Stored entries:
··········

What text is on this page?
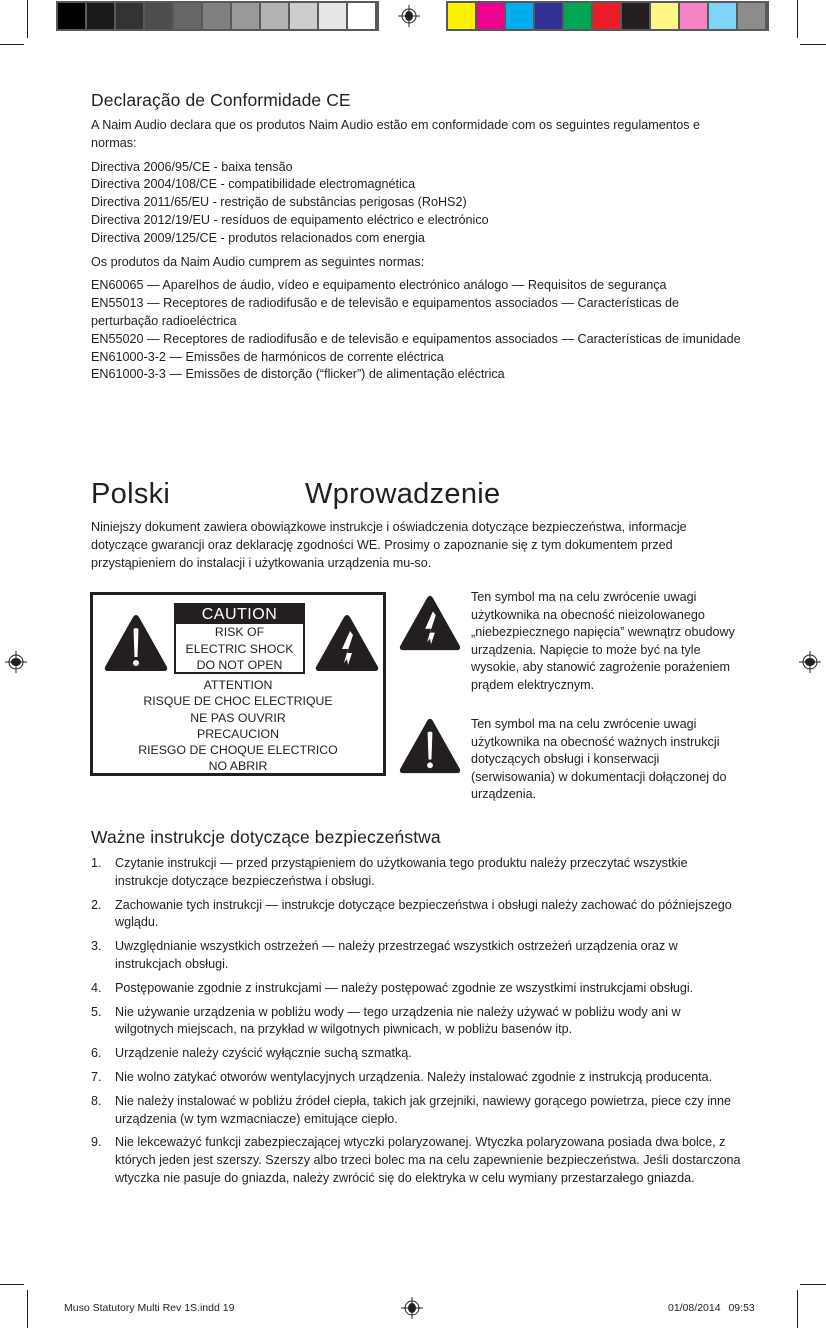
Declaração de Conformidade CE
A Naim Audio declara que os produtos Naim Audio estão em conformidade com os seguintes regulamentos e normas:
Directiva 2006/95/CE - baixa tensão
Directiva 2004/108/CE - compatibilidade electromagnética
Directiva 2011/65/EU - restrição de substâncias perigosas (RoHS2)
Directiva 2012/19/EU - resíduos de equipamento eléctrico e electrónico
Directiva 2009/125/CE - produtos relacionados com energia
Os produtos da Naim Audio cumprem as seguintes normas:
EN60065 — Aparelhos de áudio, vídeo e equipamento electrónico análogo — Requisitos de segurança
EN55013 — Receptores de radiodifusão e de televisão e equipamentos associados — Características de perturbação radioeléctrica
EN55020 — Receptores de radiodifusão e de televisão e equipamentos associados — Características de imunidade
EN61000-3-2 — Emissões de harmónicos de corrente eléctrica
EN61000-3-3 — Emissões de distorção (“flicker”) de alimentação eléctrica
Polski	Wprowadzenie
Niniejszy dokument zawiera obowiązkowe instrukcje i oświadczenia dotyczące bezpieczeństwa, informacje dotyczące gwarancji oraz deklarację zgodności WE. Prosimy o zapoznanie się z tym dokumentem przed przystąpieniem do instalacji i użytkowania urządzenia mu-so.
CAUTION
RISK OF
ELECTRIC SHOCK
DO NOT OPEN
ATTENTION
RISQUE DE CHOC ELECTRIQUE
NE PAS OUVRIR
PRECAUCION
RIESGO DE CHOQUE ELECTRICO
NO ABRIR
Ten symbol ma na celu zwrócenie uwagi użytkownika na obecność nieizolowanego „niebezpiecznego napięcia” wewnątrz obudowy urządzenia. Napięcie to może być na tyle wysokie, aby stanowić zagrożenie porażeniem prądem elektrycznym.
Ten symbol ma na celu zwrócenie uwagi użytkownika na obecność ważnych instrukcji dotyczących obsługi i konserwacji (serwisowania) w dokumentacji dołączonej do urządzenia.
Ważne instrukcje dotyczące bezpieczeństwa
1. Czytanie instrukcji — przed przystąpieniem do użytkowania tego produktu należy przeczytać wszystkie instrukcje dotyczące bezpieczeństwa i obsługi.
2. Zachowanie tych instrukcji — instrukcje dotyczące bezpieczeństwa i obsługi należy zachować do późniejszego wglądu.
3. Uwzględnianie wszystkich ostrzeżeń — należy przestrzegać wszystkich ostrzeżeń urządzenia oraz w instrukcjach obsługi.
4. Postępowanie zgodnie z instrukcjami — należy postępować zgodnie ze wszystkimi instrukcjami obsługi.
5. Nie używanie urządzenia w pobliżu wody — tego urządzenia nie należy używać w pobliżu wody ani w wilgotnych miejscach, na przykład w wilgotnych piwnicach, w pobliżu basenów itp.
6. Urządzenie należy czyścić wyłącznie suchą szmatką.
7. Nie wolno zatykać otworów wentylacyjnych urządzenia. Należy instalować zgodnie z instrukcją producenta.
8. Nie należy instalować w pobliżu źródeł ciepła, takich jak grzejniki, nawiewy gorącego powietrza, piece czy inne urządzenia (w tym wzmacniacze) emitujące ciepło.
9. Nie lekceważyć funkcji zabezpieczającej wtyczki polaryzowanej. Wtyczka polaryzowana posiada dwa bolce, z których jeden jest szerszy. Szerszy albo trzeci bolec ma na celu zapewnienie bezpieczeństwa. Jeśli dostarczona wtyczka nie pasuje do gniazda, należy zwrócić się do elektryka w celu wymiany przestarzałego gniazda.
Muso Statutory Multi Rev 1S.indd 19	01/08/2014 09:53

··········

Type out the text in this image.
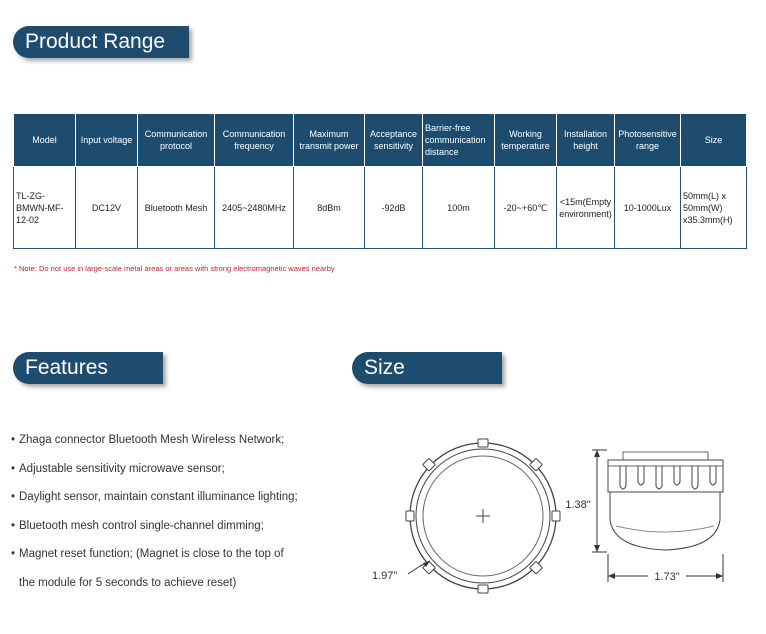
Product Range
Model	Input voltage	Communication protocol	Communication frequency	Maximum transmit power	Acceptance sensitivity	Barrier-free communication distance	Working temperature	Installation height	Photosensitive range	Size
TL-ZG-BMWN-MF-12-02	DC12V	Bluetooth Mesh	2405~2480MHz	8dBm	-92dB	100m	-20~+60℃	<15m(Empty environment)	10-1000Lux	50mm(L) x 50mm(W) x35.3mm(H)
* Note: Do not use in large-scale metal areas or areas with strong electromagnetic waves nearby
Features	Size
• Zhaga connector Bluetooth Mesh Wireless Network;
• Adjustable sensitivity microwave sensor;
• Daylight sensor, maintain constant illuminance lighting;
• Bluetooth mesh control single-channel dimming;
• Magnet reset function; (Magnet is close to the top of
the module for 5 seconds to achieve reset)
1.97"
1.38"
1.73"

··········

▶ [JOB]: Look above for every line with the word "text" and copy it.

▶ [SOLUTION]:
What text is on this page?
Type out the text in this image.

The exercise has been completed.